• What is being asked: Search the records for "title". Copy every line where it appears.
--------
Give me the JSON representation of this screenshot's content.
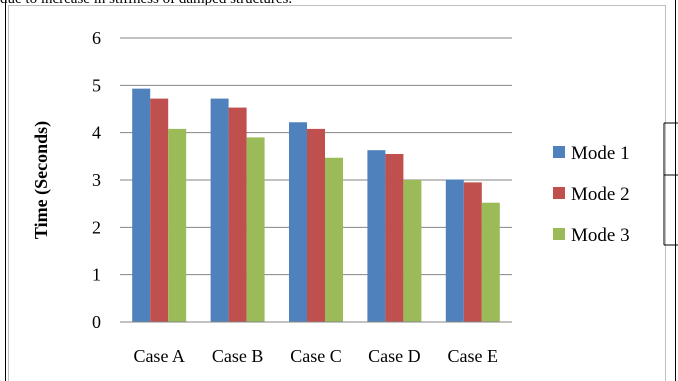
{
  "page": {
    "top_text": "due to increase in stiffness of damped structures."
  },
  "chart_data": {
    "type": "bar",
    "categories": [
      "Case A",
      "Case B",
      "Case C",
      "Case D",
      "Case E"
    ],
    "series": [
      {
        "name": "Mode 1",
        "values": [
          4.93,
          4.72,
          4.22,
          3.63,
          3.01
        ],
        "color": "#4f81bd"
      },
      {
        "name": "Mode 2",
        "values": [
          4.72,
          4.53,
          4.08,
          3.55,
          2.95
        ],
        "color": "#c0504d"
      },
      {
        "name": "Mode 3",
        "values": [
          4.08,
          3.9,
          3.47,
          3.0,
          2.52
        ],
        "color": "#9bbb59"
      }
    ],
    "title": "",
    "xlabel": "",
    "ylabel": "Time (Seconds)",
    "ylim": [
      0,
      6
    ],
    "yticks": [
      "0",
      "1",
      "2",
      "3",
      "4",
      "5",
      "6"
    ],
    "grid": true,
    "legend_position": "right"
  }
}
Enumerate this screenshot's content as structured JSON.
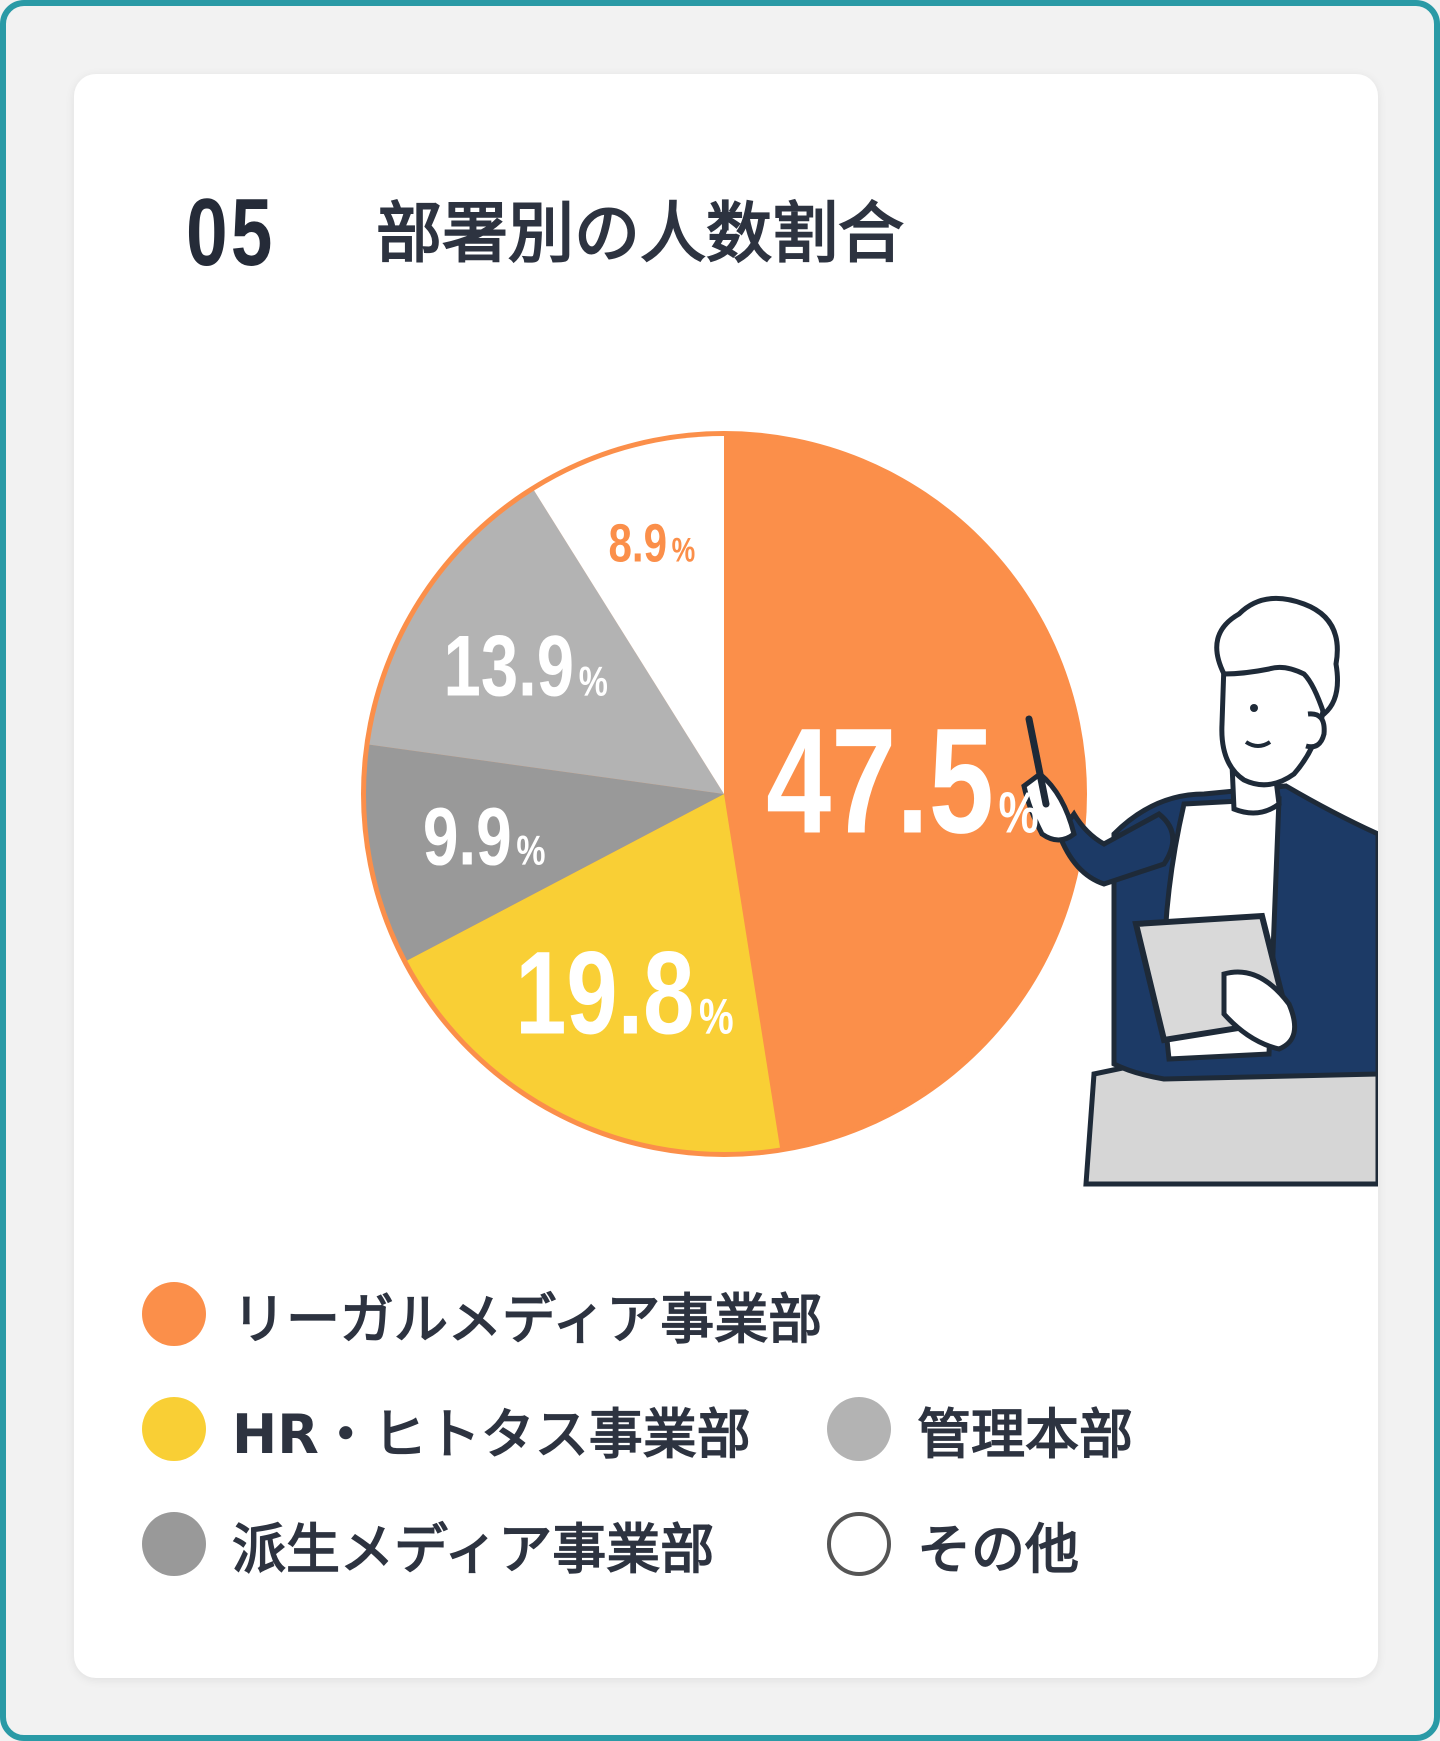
{
  "heading": {
    "number": "05",
    "title": "部署別の人数割合"
  },
  "colors": {
    "frame": "#2a9aa6",
    "orange": "#fb8f4a",
    "yellow": "#f9cf35",
    "light_gray": "#b3b3b3",
    "dark_gray": "#999999",
    "white": "#ffffff",
    "text": "#2d3340"
  },
  "chart_data": {
    "type": "pie",
    "title": "部署別の人数割合",
    "unit": "%",
    "slices": [
      {
        "name": "リーガルメディア事業部",
        "value": 47.5,
        "label": "47.5",
        "color": "#fb8f4a",
        "label_color": "#ffffff"
      },
      {
        "name": "HR・ヒトタス事業部",
        "value": 19.8,
        "label": "19.8",
        "color": "#f9cf35",
        "label_color": "#ffffff"
      },
      {
        "name": "派生メディア事業部",
        "value": 9.9,
        "label": "9.9",
        "color": "#999999",
        "label_color": "#ffffff"
      },
      {
        "name": "管理本部",
        "value": 13.9,
        "label": "13.9",
        "color": "#b3b3b3",
        "label_color": "#ffffff"
      },
      {
        "name": "その他",
        "value": 8.9,
        "label": "8.9",
        "color": "#ffffff",
        "label_color": "#fb8f4a"
      }
    ],
    "legend_placement": "bottom"
  },
  "legend": {
    "rows": [
      [
        {
          "label": "リーガルメディア事業部",
          "color": "#fb8f4a"
        }
      ],
      [
        {
          "label": "HR・ヒトタス事業部",
          "color": "#f9cf35"
        },
        {
          "label": "管理本部",
          "color": "#b3b3b3"
        }
      ],
      [
        {
          "label": "派生メディア事業部",
          "color": "#999999"
        },
        {
          "label": "その他",
          "color": "#ffffff"
        }
      ]
    ]
  },
  "illustration": {
    "icon": "person-presenting-with-tablet-illustration"
  }
}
--------
• Solution to this exercise:
    "title": "",
    "title": "部署別の人数割合"
    "title": "部署別の人数割合",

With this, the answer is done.